TASK TO CARRY OUT ->
Please list all lines of the material below in which the string "BISHOP" occurs.

PROVIDED DATA ->
—————

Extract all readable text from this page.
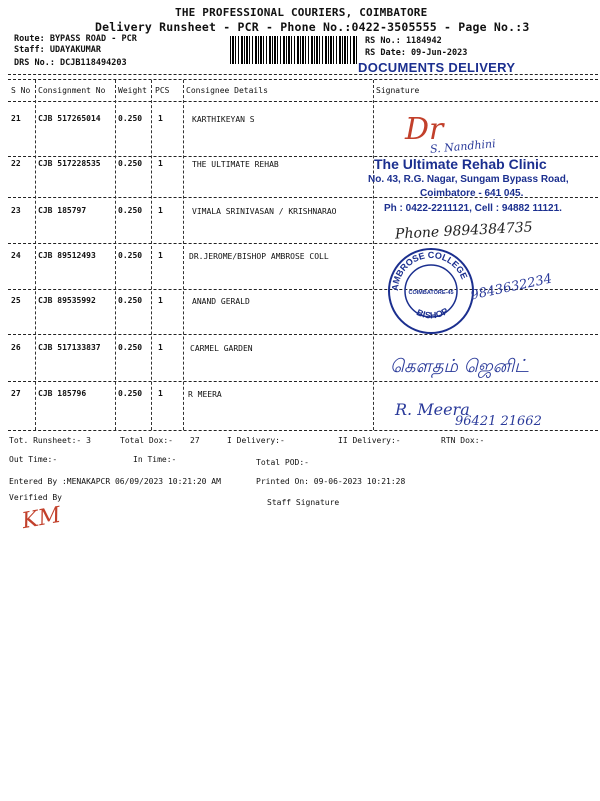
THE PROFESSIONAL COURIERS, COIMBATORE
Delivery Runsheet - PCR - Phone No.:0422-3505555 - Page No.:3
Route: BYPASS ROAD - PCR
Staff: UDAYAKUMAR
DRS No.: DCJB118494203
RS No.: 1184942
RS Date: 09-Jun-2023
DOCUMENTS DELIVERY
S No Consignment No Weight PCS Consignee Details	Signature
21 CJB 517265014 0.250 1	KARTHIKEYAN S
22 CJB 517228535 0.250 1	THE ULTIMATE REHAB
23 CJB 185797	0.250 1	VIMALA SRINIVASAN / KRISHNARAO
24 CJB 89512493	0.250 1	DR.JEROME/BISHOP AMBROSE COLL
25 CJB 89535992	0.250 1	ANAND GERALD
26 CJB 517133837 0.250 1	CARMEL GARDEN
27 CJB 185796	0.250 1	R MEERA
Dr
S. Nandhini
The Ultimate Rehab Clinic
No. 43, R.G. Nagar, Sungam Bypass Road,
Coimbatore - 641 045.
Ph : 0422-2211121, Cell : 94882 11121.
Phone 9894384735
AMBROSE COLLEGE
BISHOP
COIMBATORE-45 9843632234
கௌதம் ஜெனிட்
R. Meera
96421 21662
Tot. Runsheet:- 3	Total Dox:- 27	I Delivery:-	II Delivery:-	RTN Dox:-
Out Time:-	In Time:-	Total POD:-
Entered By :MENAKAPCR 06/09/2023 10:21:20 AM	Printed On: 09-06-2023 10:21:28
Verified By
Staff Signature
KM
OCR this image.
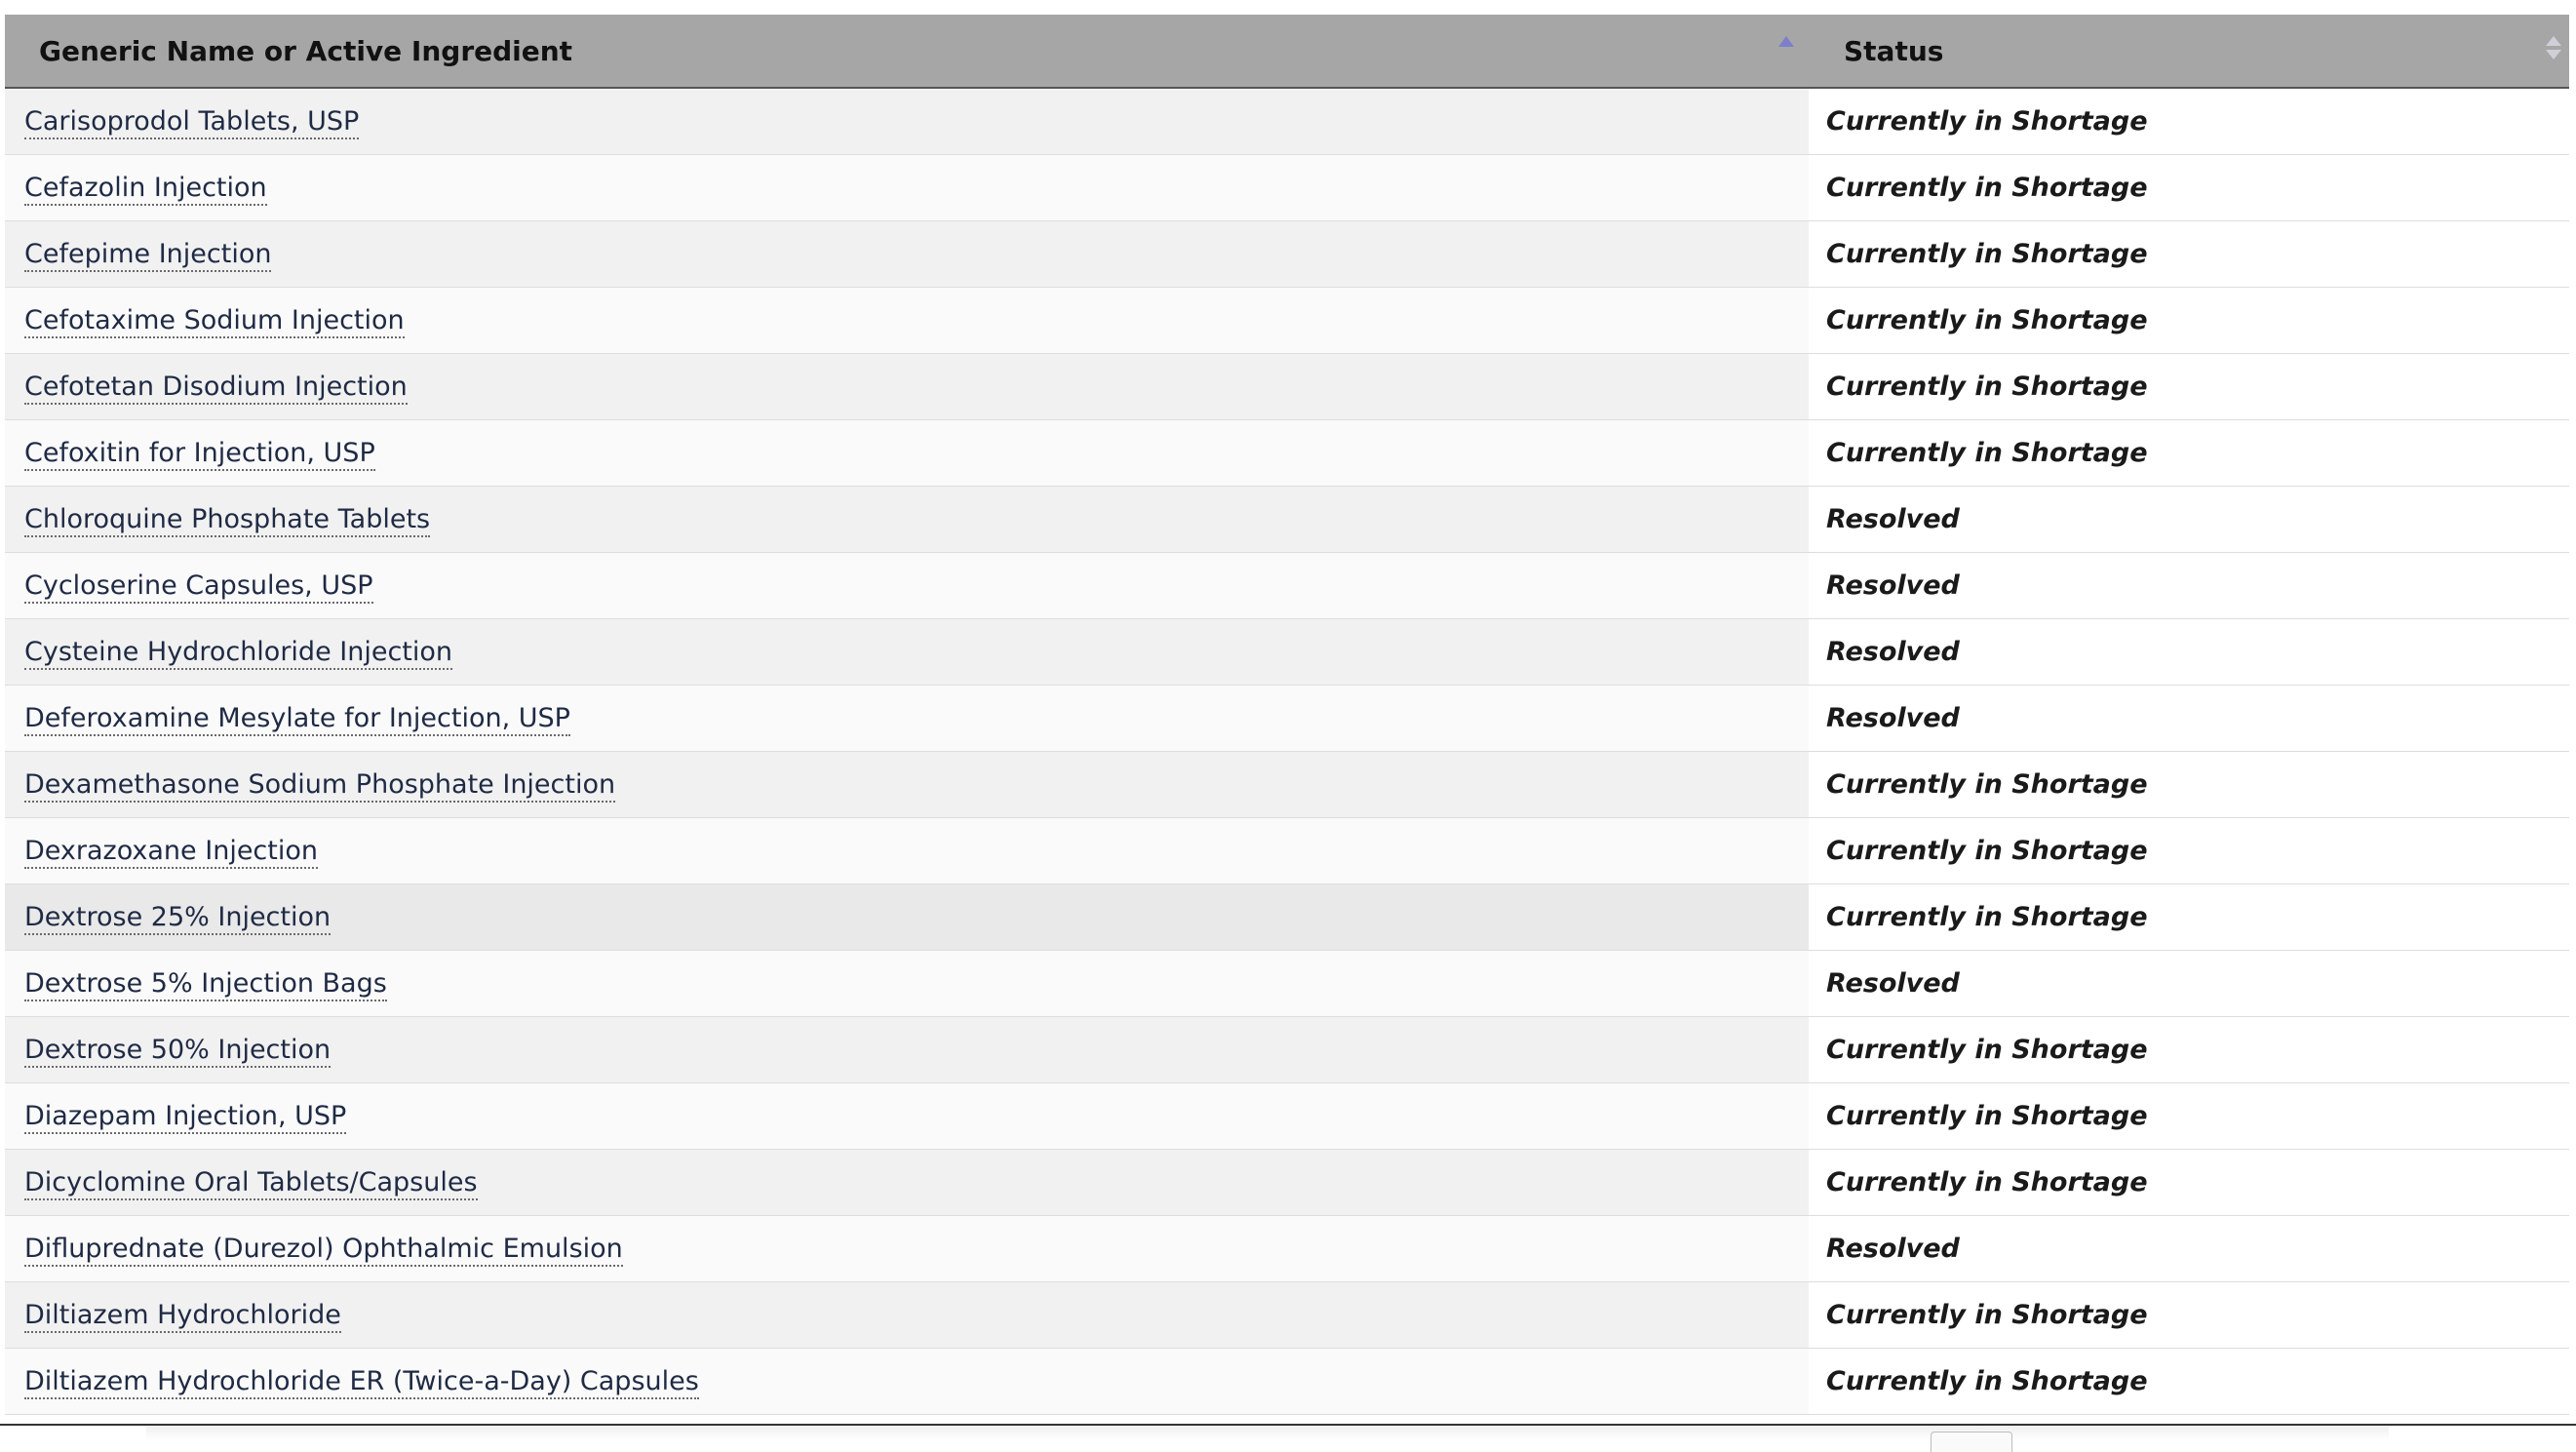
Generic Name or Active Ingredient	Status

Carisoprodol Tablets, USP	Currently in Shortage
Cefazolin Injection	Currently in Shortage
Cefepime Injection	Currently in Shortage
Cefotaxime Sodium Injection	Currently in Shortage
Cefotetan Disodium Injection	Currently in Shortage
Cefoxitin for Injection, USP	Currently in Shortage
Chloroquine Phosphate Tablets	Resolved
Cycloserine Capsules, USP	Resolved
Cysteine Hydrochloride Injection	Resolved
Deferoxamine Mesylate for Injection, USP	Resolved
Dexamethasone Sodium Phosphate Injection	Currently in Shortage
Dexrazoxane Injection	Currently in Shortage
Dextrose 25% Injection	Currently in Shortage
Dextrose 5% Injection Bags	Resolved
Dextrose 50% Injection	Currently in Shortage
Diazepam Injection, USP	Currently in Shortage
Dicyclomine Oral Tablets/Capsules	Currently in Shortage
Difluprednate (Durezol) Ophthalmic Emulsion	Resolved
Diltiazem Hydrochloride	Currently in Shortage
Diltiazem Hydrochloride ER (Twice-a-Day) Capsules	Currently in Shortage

—————

REPLY TO THE TASK ->
24 CJB 89512493	0.250 1	DR.JEROME/BISHOP AMBROSE COLL
BISHOP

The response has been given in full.